» **SET EXERCISE**:
Each entry below should be written out exactly as it is, with no pictures.

* START *

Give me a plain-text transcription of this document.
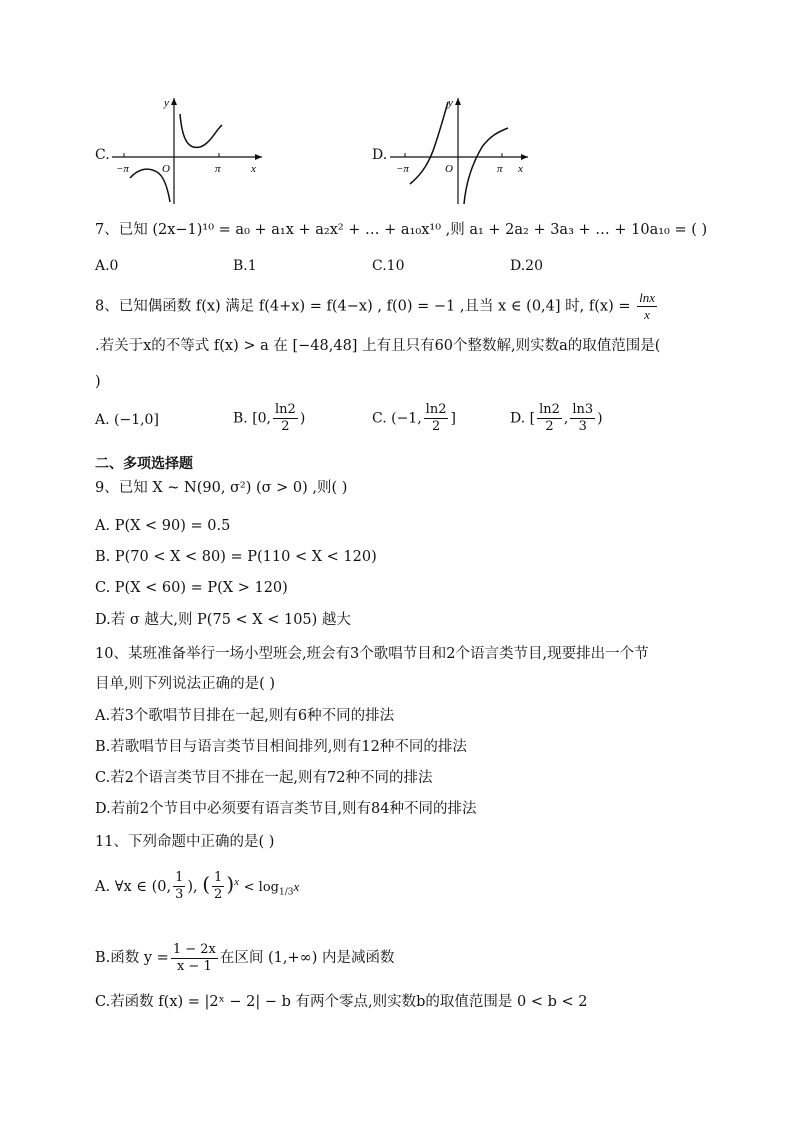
C.
y
x
O
−π	π
D.
y
x
O
−π	π
7、已知 (2x−1)¹⁰ = a₀ + a₁x + a₂x² + … + a₁₀x¹⁰ ,则 a₁ + 2a₂ + 3a₃ + … + 10a₁₀ = ( )
A.0	B.1	C.10	D.20
8、已知偶函数 f(x) 满足 f(4+x) = f(4−x) , f(0) = −1 ,且当 x ∈ (0,4] 时, $f(x) = \frac{\ln x}{x}$
.若关于x的不等式 f(x) > a 在 [−48,48] 上有且只有60个整数解,则实数a的取值范围是(
)
A. (−1,0]	B. [0, $\frac{\ln 2}{2}$ )	C. (−1, $\frac{\ln 2}{2}$ ]	D. [ $\frac{\ln 2}{2}$ , $\frac{\ln 3}{3}$ )
二、多项选择题
9、已知 X ~ N(90, σ²) (σ > 0) ,则( )
A. P(X < 90) = 0.5
B. P(70 < X < 80) = P(110 < X < 120)
C. P(X < 60) = P(X > 120)
D.若 σ 越大,则 P(75 < X < 105) 越大
10、某班准备举行一场小型班会,班会有3个歌唱节目和2个语言类节目,现要排出一个节
目单,则下列说法正确的是( )
A.若3个歌唱节目排在一起,则有6种不同的排法
B.若歌唱节目与语言类节目相间排列,则有12种不同的排法
C.若2个语言类节目不排在一起,则有72种不同的排法
D.若前2个节目中必须要有语言类节目,则有84种不同的排法
11、下列命题中正确的是( )
A. ∀x ∈ (0, $\frac{1}{3}$ ), ( $\frac{1}{2} )^x < \log_{1/3}x$
B.函数 $y = \frac{1 - 2x}{x - 1}$ 在区间 (1,+∞) 内是减函数
C.若函数 f(x) = |2ˣ − 2| − b 有两个零点,则实数b的取值范围是 0 < b < 2
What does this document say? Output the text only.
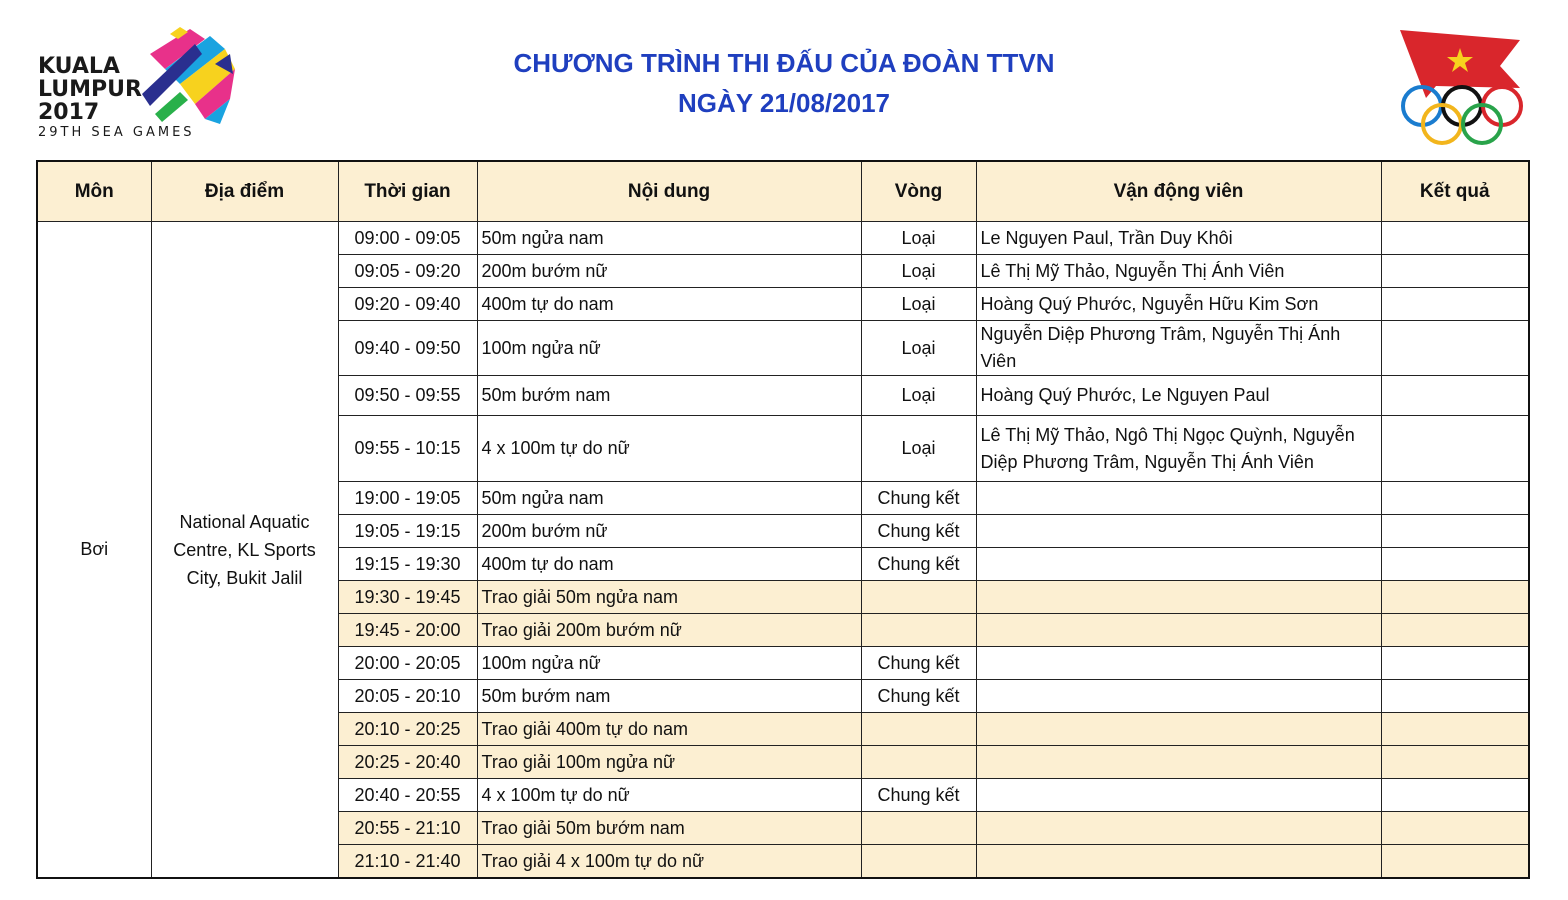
KUALA
LUMPUR
2017
29TH SEA GAMES
CHƯƠNG TRÌNH THI ĐẤU CỦA ĐOÀN TTVN
NGÀY 21/08/2017
Môn	Địa điểm	Thời gian	Nội dung	Vòng	Vận động viên	Kết quả
Bơi	National Aquatic Centre, KL Sports City, Bukit Jalil	09:00 - 09:05	50m ngửa nam	Loại	Le Nguyen Paul, Trần Duy Khôi	
		09:05 - 09:20	200m bướm nữ	Loại	Lê Thị Mỹ Thảo, Nguyễn Thị Ánh Viên	
		09:20 - 09:40	400m tự do nam	Loại	Hoàng Quý Phước, Nguyễn Hữu Kim Sơn	
		09:40 - 09:50	100m ngửa nữ	Loại	Nguyễn Diệp Phương Trâm, Nguyễn Thị Ánh Viên	
		09:50 - 09:55	50m bướm nam	Loại	Hoàng Quý Phước, Le Nguyen Paul	
		09:55 - 10:15	4 x 100m tự do nữ	Loại	Lê Thị Mỹ Thảo, Ngô Thị Ngọc Quỳnh, Nguyễn Diệp Phương Trâm, Nguyễn Thị Ánh Viên	
		19:00 - 19:05	50m ngửa nam	Chung kết		
		19:05 - 19:15	200m bướm nữ	Chung kết		
		19:15 - 19:30	400m tự do nam	Chung kết		
		19:30 - 19:45	Trao giải 50m ngửa nam			
		19:45 - 20:00	Trao giải 200m bướm nữ			
		20:00 - 20:05	100m ngửa nữ	Chung kết		
		20:05 - 20:10	50m bướm nam	Chung kết		
		20:10 - 20:25	Trao giải 400m tự do nam			
		20:25 - 20:40	Trao giải 100m ngửa nữ			
		20:40 - 20:55	4 x 100m tự do nữ	Chung kết		
		20:55 - 21:10	Trao giải 50m bướm nam			
		21:10 - 21:40	Trao giải 4 x 100m tự do nữ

* END *

» **EXERCISE RESULT**:
Give me a plain-text transcription of this document.
C.
y
x
O
−π	π
D.
y
x
O
−π	π
7、已知 (2x−1)¹⁰ = a₀ + a₁x + a₂x² + … + a₁₀x¹⁰ ,则 a₁ + 2a₂ + 3a₃ + … + 10a₁₀ = ( )
A.0	B.1	C.10	D.20
8、已知偶函数 f(x) 满足 f(4+x) = f(4−x) , f(0) = −1 ,且当 x ∈ (0,4] 时, $f(x) = \frac{\ln x}{x}$
.若关于x的不等式 f(x) > a 在 [−48,48] 上有且只有60个整数解,则实数a的取值范围是(
)
A. (−1,0]	B. [0, $\frac{\ln 2}{2}$ )	C. (−1, $\frac{\ln 2}{2}$ ]	D. [ $\frac{\ln 2}{2}$ , $\frac{\ln 3}{3}$ )
二、多项选择题
9、已知 X ~ N(90, σ²) (σ > 0) ,则( )
A. P(X < 90) = 0.5
B. P(70 < X < 80) = P(110 < X < 120)
C. P(X < 60) = P(X > 120)
D.若 σ 越大,则 P(75 < X < 105) 越大
10、某班准备举行一场小型班会,班会有3个歌唱节目和2个语言类节目,现要排出一个节
目单,则下列说法正确的是( )
A.若3个歌唱节目排在一起,则有6种不同的排法
B.若歌唱节目与语言类节目相间排列,则有12种不同的排法
C.若2个语言类节目不排在一起,则有72种不同的排法
D.若前2个节目中必须要有语言类节目,则有84种不同的排法
11、下列命题中正确的是( )
A. ∀x ∈ (0, $\frac{1}{3}$ ), ( $\frac{1}{2} )^x < \log_{1/3}x$
B.函数 $y = \frac{1 - 2x}{x - 1}$ 在区间 (1,+∞) 内是减函数
C.若函数 f(x) = |2ˣ − 2| − b 有两个零点,则实数b的取值范围是 0 < b < 2
What does this document say? Output the text only.
KUALA
LUMPUR
2017
29TH SEA GAMES
CHƯƠNG TRÌNH THI ĐẤU CỦA ĐOÀN TTVN
NGÀY 21/08/2017
Môn	Địa điểm	Thời gian	Nội dung	Vòng	Vận động viên	Kết quả
Bơi	National Aquatic Centre, KL Sports City, Bukit Jalil	09:00 - 09:05	50m ngửa nam	Loại	Le Nguyen Paul, Trần Duy Khôi	
		09:05 - 09:20	200m bướm nữ	Loại	Lê Thị Mỹ Thảo, Nguyễn Thị Ánh Viên	
		09:20 - 09:40	400m tự do nam	Loại	Hoàng Quý Phước, Nguyễn Hữu Kim Sơn	
		09:40 - 09:50	100m ngửa nữ	Loại	Nguyễn Diệp Phương Trâm, Nguyễn Thị Ánh Viên	
		09:50 - 09:55	50m bướm nam	Loại	Hoàng Quý Phước, Le Nguyen Paul	
		09:55 - 10:15	4 x 100m tự do nữ	Loại	Lê Thị Mỹ Thảo, Ngô Thị Ngọc Quỳnh, Nguyễn Diệp Phương Trâm, Nguyễn Thị Ánh Viên	
		19:00 - 19:05	50m ngửa nam	Chung kết		
		19:05 - 19:15	200m bướm nữ	Chung kết		
		19:15 - 19:30	400m tự do nam	Chung kết		
		19:30 - 19:45	Trao giải 50m ngửa nam			
		19:45 - 20:00	Trao giải 200m bướm nữ			
		20:00 - 20:05	100m ngửa nữ	Chung kết		
		20:05 - 20:10	50m bướm nam	Chung kết		
		20:10 - 20:25	Trao giải 400m tự do nam			
		20:25 - 20:40	Trao giải 100m ngửa nữ			
		20:40 - 20:55	4 x 100m tự do nữ	Chung kết		
		20:55 - 21:10	Trao giải 50m bướm nam			
		21:10 - 21:40	Trao giải 4 x 100m tự do nữ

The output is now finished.